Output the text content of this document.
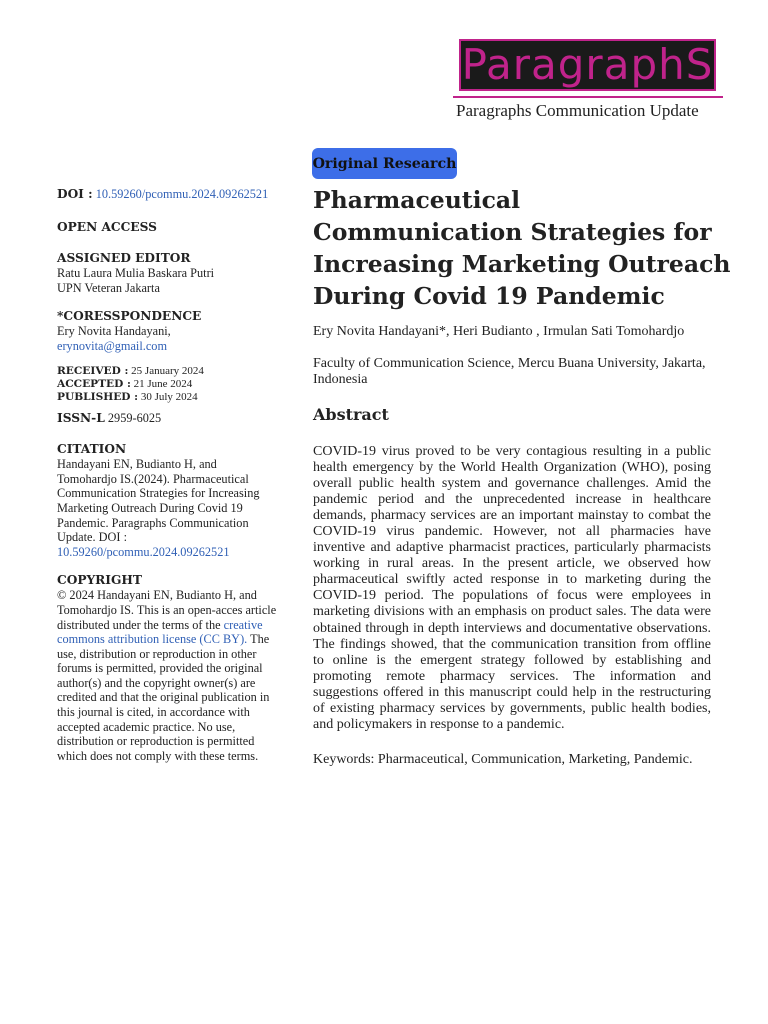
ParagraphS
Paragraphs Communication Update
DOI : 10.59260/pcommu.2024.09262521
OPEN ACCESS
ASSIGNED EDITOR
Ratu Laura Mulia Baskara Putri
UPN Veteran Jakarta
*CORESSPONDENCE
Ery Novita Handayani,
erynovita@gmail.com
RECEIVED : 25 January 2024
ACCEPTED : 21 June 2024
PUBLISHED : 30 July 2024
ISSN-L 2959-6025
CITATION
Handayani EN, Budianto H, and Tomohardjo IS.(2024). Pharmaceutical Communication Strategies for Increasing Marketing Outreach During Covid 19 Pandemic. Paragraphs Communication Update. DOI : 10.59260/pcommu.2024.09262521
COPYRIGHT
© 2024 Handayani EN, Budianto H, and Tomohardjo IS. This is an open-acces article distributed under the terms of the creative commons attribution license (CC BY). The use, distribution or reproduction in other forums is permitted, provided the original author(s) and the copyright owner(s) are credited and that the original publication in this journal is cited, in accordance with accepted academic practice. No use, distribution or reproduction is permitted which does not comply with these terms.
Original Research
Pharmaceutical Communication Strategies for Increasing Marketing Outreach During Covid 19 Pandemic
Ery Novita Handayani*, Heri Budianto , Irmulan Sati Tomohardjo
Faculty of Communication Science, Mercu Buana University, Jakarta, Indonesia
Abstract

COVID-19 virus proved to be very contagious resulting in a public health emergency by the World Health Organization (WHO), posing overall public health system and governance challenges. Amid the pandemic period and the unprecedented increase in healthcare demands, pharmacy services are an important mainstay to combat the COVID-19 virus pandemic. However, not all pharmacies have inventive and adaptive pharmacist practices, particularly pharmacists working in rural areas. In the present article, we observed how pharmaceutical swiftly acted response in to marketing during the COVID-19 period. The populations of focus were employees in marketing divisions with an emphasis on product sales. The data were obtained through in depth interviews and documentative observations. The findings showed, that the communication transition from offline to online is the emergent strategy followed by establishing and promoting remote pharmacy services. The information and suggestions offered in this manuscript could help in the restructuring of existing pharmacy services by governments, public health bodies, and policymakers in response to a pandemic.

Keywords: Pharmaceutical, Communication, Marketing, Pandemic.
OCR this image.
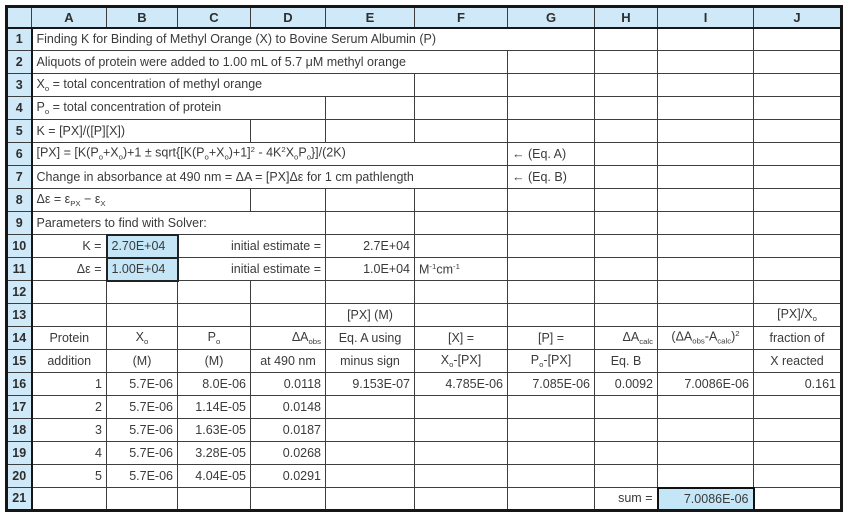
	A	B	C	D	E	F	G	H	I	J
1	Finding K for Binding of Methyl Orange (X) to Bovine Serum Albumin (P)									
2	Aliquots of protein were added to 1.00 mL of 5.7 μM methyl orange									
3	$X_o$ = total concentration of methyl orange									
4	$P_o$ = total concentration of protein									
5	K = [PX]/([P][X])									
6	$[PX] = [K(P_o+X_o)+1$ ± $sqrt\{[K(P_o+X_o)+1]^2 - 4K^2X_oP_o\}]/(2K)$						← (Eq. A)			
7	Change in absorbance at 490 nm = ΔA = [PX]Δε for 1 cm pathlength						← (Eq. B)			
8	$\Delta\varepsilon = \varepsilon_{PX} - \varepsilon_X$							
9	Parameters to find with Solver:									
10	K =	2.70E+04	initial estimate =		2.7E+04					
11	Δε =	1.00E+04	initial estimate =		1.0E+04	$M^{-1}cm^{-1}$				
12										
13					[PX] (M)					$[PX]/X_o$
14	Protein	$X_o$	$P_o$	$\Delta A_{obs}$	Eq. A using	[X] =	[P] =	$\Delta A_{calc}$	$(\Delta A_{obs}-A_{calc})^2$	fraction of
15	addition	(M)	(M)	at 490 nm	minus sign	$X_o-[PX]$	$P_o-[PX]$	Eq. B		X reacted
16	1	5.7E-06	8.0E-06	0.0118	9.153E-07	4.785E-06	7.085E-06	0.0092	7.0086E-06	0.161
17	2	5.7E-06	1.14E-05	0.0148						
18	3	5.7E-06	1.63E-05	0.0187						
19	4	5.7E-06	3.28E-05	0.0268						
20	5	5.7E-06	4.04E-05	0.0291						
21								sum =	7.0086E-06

● WORK TASK:
Report all lines of the data that include the word "pcommu".

● THE COMPLETED TASK:
DOI : 10.59260/pcommu.2024.09262521
Handayani EN, Budianto H, and Tomohardjo IS.(2024). Pharmaceutical Communication Strategies for Increasing Marketing Outreach During Covid 19 Pandemic. Paragraphs Communication Update. DOI : 10.59260/pcommu.2024.09262521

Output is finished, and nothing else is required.